▶ **Request**
Extract the rows that start at the line containing "Patent image size: (1040, 893)." and end after the line containing "The blowout panel 210 is at (665, 495).", copying them unchanged.

Items from a data source
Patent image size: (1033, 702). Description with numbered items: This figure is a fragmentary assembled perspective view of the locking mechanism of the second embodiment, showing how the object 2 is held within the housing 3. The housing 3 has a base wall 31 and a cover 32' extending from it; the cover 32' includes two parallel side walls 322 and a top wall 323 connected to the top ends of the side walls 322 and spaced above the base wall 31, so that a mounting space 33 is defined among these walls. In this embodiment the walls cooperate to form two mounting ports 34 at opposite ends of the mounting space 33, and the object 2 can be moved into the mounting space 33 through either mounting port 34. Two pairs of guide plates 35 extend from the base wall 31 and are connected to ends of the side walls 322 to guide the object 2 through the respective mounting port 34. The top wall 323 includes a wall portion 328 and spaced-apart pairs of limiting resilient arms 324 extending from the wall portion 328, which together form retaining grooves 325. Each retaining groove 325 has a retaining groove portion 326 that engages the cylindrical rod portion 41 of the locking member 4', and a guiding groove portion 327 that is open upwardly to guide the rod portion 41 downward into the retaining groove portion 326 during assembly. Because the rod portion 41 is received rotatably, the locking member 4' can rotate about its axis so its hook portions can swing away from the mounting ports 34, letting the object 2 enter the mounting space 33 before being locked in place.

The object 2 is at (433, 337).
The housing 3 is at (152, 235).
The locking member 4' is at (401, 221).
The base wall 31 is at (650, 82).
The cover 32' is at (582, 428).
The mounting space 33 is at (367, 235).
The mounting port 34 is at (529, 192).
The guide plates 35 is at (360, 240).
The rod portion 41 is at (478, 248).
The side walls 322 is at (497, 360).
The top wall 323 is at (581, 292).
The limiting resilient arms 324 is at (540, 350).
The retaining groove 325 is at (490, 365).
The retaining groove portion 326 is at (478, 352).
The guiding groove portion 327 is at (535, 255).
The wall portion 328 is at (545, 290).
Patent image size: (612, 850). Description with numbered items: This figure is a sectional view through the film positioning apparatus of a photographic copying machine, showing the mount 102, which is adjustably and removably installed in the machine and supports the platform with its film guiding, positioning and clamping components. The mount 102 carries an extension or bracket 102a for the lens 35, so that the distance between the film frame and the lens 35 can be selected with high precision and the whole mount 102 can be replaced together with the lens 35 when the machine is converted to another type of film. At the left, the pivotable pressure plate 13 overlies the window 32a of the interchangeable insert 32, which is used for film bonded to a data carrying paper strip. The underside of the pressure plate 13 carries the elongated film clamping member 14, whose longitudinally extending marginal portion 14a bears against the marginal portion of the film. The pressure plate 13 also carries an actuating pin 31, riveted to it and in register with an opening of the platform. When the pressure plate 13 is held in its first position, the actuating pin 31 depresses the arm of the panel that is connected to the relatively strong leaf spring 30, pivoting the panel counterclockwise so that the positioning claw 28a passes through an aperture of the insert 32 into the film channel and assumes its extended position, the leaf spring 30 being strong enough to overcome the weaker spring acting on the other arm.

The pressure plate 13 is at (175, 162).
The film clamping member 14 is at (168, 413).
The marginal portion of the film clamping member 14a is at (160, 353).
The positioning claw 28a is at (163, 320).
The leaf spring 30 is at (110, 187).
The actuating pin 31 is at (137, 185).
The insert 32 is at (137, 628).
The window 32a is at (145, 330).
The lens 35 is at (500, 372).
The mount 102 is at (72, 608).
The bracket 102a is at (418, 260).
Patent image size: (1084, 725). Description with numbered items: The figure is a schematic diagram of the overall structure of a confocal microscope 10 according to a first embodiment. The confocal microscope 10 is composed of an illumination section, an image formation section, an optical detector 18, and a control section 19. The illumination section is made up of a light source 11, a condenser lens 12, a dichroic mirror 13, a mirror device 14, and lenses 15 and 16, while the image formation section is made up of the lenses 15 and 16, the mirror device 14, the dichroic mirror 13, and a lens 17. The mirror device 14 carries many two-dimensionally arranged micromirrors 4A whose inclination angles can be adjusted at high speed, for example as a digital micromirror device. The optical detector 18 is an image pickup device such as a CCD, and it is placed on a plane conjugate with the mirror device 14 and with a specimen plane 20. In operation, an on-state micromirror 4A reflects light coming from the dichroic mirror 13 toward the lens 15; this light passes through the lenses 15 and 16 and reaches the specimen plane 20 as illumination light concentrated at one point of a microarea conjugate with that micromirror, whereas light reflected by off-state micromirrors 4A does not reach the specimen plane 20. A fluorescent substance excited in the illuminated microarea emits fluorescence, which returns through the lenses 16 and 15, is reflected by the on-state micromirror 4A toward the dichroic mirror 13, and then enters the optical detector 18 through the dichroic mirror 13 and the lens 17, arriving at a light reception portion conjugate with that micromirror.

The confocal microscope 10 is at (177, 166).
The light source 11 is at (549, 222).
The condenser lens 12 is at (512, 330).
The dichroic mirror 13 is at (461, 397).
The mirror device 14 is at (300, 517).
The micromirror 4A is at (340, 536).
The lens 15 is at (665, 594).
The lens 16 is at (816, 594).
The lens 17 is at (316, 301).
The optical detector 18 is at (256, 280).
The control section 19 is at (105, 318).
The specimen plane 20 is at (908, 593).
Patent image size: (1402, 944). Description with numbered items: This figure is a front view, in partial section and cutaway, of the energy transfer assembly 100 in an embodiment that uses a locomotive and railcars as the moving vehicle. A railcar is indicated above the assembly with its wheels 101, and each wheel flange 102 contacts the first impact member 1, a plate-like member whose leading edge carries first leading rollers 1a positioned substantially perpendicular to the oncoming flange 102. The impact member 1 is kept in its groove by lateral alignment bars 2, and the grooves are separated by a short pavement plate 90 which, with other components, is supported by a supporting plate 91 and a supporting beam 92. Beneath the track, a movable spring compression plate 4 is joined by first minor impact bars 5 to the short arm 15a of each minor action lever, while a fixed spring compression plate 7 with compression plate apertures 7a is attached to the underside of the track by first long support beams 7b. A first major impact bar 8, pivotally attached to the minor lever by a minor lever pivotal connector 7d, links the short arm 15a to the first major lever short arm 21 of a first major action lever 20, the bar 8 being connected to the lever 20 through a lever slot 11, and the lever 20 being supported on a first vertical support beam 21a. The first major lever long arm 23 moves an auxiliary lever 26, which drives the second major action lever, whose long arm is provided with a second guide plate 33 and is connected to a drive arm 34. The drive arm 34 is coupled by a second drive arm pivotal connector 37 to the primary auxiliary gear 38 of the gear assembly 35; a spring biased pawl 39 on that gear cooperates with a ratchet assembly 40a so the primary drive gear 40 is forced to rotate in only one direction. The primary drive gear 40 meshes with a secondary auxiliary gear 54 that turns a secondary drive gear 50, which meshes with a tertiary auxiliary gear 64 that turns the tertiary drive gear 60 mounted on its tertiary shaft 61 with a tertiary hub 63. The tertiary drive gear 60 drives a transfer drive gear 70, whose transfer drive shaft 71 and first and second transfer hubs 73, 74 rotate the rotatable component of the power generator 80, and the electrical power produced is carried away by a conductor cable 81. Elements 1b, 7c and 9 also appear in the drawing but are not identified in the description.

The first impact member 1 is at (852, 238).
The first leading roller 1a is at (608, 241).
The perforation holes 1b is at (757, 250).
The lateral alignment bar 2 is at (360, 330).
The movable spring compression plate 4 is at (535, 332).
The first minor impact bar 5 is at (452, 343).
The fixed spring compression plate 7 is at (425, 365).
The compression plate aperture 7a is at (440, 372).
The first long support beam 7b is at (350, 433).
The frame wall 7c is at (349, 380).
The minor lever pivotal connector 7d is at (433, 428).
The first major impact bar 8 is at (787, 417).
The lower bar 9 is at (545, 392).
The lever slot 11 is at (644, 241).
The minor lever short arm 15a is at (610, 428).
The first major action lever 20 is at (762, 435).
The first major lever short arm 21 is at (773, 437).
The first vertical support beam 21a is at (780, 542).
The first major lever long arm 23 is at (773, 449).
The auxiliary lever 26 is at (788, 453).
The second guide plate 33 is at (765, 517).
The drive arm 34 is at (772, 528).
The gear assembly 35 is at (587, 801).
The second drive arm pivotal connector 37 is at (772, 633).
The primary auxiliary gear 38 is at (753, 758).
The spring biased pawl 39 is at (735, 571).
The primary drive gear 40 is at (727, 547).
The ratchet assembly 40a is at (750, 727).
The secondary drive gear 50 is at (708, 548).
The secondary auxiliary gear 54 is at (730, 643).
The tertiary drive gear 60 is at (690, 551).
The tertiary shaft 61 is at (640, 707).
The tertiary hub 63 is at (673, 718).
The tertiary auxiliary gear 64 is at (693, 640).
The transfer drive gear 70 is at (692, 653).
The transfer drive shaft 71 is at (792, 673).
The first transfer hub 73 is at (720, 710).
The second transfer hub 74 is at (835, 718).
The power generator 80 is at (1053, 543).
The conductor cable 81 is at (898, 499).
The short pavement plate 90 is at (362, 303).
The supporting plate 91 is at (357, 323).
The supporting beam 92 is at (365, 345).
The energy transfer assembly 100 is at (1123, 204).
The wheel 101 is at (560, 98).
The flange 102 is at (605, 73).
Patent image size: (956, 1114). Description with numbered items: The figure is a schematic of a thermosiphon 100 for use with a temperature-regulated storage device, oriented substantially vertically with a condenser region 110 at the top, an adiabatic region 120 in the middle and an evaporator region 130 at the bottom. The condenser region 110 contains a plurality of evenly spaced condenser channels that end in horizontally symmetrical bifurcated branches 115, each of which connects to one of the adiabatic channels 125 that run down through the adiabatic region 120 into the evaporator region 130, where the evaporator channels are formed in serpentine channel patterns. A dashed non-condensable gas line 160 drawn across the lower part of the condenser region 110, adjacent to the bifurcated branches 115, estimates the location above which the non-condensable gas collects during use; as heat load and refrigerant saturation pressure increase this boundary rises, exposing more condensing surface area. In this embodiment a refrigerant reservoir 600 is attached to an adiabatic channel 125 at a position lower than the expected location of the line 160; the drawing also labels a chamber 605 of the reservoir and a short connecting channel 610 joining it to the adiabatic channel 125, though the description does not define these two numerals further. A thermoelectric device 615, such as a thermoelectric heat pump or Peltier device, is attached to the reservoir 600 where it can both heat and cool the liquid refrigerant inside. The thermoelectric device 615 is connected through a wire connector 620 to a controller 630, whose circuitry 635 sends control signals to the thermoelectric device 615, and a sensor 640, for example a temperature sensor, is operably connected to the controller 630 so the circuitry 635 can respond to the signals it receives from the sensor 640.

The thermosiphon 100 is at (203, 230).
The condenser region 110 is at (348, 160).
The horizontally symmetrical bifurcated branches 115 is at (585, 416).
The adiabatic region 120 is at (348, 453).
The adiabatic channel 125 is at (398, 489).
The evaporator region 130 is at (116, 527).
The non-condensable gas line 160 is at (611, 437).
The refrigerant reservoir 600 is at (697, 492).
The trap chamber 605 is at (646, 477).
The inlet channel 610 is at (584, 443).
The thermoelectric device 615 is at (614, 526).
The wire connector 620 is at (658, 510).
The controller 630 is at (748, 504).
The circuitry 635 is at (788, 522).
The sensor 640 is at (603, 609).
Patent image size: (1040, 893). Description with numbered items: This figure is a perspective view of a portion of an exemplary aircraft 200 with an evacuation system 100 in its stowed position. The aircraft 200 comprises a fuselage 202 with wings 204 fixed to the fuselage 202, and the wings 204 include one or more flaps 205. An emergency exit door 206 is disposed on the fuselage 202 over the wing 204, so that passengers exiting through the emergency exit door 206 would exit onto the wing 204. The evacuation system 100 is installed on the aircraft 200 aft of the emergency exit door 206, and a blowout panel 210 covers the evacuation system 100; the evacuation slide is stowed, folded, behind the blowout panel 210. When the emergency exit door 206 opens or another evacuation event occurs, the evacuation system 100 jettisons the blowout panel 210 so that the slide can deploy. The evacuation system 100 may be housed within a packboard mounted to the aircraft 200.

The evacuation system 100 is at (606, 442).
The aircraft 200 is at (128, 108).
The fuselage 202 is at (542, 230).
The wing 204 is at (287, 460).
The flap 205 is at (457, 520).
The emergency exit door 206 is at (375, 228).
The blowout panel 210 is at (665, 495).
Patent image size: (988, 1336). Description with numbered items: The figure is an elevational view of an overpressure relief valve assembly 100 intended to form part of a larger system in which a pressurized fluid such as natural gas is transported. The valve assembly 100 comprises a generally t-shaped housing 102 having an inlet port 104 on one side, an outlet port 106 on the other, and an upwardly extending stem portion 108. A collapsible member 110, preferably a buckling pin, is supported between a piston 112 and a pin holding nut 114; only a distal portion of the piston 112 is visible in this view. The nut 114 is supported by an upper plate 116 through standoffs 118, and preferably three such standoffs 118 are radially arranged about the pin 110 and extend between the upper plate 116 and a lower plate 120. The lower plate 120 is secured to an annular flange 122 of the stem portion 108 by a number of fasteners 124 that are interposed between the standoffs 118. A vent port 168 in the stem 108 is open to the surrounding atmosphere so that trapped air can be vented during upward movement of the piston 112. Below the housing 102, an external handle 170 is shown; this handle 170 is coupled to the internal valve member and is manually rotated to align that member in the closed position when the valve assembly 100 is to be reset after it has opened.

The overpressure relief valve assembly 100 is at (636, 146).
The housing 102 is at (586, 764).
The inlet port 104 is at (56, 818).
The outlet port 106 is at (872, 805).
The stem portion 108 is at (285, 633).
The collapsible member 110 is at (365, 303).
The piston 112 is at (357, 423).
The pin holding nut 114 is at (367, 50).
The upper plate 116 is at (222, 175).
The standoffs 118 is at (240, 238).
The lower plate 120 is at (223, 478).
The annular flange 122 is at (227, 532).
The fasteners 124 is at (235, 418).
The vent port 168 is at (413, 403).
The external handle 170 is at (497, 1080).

▶ **The solution**
Patent image size: (1040, 893). Description with numbered items: This figure is a perspective view of a portion of an exemplary aircraft 200 with an evacuation system 100 in its stowed position. The aircraft 200 comprises a fuselage 202 with wings 204 fixed to the fuselage 202, and the wings 204 include one or more flaps 205. An emergency exit door 206 is disposed on the fuselage 202 over the wing 204, so that passengers exiting through the emergency exit door 206 would exit onto the wing 204. The evacuation system 100 is installed on the aircraft 200 aft of the emergency exit door 206, and a blowout panel 210 covers the evacuation system 100; the evacuation slide is stowed, folded, behind the blowout panel 210. When the emergency exit door 206 opens or another evacuation event occurs, the evacuation system 100 jettisons the blowout panel 210 so that the slide can deploy. The evacuation system 100 may be housed within a packboard mounted to the aircraft 200.

The evacuation system 100 is at (606, 442).
The aircraft 200 is at (128, 108).
The fuselage 202 is at (542, 230).
The wing 204 is at (287, 460).
The flap 205 is at (457, 520).
The emergency exit door 206 is at (375, 228).
The blowout panel 210 is at (665, 495).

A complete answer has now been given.